INSTRUCTIONS TO FOLLOW =
Each line that holds the word "Public" is to be identified and copied.

* Begin *

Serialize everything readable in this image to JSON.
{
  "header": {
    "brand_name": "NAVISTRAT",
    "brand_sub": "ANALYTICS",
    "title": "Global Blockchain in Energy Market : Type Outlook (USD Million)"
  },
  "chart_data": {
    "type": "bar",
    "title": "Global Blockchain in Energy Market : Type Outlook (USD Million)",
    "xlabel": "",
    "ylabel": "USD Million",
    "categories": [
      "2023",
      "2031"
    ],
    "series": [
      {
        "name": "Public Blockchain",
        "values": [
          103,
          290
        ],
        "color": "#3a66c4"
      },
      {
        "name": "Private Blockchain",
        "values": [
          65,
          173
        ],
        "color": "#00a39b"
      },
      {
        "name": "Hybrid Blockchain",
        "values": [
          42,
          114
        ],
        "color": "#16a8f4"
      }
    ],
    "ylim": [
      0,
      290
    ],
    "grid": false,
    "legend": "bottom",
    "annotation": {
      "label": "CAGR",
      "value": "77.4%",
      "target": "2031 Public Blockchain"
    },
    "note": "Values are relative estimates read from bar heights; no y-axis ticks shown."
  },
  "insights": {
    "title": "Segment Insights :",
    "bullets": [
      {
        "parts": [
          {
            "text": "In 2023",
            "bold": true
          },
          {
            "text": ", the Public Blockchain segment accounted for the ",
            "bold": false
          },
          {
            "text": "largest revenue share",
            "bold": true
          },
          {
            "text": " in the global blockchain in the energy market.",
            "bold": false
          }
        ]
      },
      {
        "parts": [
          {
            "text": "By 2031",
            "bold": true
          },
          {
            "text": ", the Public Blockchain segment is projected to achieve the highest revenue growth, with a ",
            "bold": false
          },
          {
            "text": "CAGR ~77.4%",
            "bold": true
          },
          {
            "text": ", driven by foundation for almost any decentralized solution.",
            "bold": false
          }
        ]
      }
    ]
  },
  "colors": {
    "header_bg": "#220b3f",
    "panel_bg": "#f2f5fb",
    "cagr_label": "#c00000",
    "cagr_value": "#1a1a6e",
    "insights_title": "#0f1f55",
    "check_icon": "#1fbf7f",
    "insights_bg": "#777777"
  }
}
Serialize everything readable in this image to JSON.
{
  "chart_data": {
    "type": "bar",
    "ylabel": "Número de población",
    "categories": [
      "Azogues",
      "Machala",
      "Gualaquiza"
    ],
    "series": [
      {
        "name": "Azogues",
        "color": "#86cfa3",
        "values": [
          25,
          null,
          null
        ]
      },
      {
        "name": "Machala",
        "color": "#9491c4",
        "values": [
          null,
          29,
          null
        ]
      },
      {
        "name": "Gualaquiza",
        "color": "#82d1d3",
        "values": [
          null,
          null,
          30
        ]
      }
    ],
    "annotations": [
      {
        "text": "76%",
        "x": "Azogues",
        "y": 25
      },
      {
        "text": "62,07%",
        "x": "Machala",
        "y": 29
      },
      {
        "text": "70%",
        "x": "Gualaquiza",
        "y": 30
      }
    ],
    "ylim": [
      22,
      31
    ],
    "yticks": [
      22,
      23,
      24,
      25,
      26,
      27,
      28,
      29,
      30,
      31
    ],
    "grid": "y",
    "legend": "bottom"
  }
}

* End *

THE RESPONSE =
        "name": "Public Blockchain",
      "target": "2031 Public Blockchain"
            "text": ", the Public Blockchain segment accounted for the ",
            "text": ", the Public Blockchain segment is projected to achieve the highest revenue growth, with a ",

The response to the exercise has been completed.